**Brief**
Write out the entries below exactly as they appear, everything from the line containing "bar [373,240,387,312]" down to the line containing "y-tick-label: 120 [8,92,29,105]", with both of those lines included.

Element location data

------------------------

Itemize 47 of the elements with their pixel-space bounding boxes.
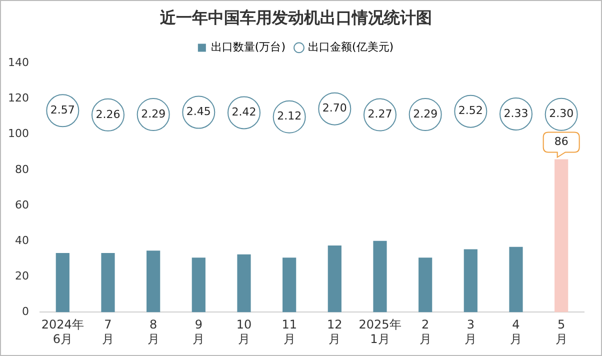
bar [373,240,387,312]
data-label: 2.33 [504,106,528,120]
x-tick-label: 7月 [102,318,114,346]
bar [509,246,523,312]
bar [328,246,342,312]
data-label: 2.30 [549,107,574,120]
x-tick-label: 11月 [282,318,297,346]
bar [282,258,296,312]
x-tick-label: 9月 [192,318,205,346]
legend-label: 出口数量(万台) [210,40,286,54]
x-tick-label: 10月 [236,318,252,346]
data-label: 2.52 [458,104,483,118]
data-label: 2.26 [96,108,120,121]
data-label: 2.45 [186,105,211,118]
chart-title: 近一年中国车用发动机出口情况统计图 [159,8,432,27]
x-tick-label: 2024年6月 [41,318,84,346]
x-tick-label: 8月 [147,318,160,346]
data-label: 2.42 [232,106,256,119]
data-label: 2.70 [322,102,347,115]
bar [237,254,251,312]
x-tick-label: 2025年1月 [358,318,402,346]
x-tick-label: 2月 [419,318,432,346]
x-tick-label: 5月 [555,318,568,346]
y-tick-label: 100 [8,127,29,140]
bar [192,258,206,312]
y-tick-label: 140 [8,56,29,70]
data-label: 2.29 [141,107,166,120]
y-tick-label: 60 [14,198,29,212]
data-label: 2.12 [277,110,302,123]
bar [56,252,70,312]
x-tick-label: 3月 [464,318,477,346]
y-tick-label: 40 [14,234,29,247]
x-tick-label: 4月 [510,318,522,346]
y-tick-label: 120 [8,92,29,105]
bar [146,250,160,312]
legend-label: 出口金额(亿美元) [308,40,394,54]
y-tick-label: 80 [14,162,29,176]
data-label: 2.29 [413,107,438,120]
bar [418,258,432,312]
bar [464,249,478,312]
data-label: 86 [554,135,568,148]
y-tick-label: 20 [14,269,29,282]
y-tick-label: 0 [22,305,29,318]
data-label: 2.57 [50,104,75,117]
x-tick-label: 12月 [327,318,342,346]
data-label: 2.27 [368,108,392,121]
bar [101,252,115,312]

------------------------

**Written solution**
bar [373,240,387,312]
data-label: 2.33 [504,106,528,120]
x-tick-label: 7月 [102,318,114,346]
bar [509,246,523,312]
bar [328,246,342,312]
data-label: 2.30 [549,107,574,120]
x-tick-label: 11月 [282,318,297,346]
bar [282,258,296,312]
x-tick-label: 9月 [192,318,205,346]
legend-label: 出口数量(万台) [210,40,286,54]
x-tick-label: 10月 [236,318,252,346]
data-label: 2.52 [458,104,483,118]
data-label: 2.26 [96,108,120,121]
data-label: 2.45 [186,105,211,118]
chart-title: 近一年中国车用发动机出口情况统计图 [159,8,432,27]
x-tick-label: 2024年6月 [41,318,84,346]
x-tick-label: 8月 [147,318,160,346]
data-label: 2.42 [232,106,256,119]
data-label: 2.70 [322,102,347,115]
bar [237,254,251,312]
x-tick-label: 2025年1月 [358,318,402,346]
x-tick-label: 2月 [419,318,432,346]
x-tick-label: 5月 [555,318,568,346]
y-tick-label: 100 [8,127,29,140]
bar [192,258,206,312]
y-tick-label: 140 [8,56,29,70]
data-label: 2.29 [141,107,166,120]
y-tick-label: 60 [14,198,29,212]
data-label: 2.12 [277,110,302,123]
bar [56,252,70,312]
x-tick-label: 3月 [464,318,477,346]
y-tick-label: 40 [14,234,29,247]
x-tick-label: 4月 [510,318,522,346]
y-tick-label: 120 [8,92,29,105]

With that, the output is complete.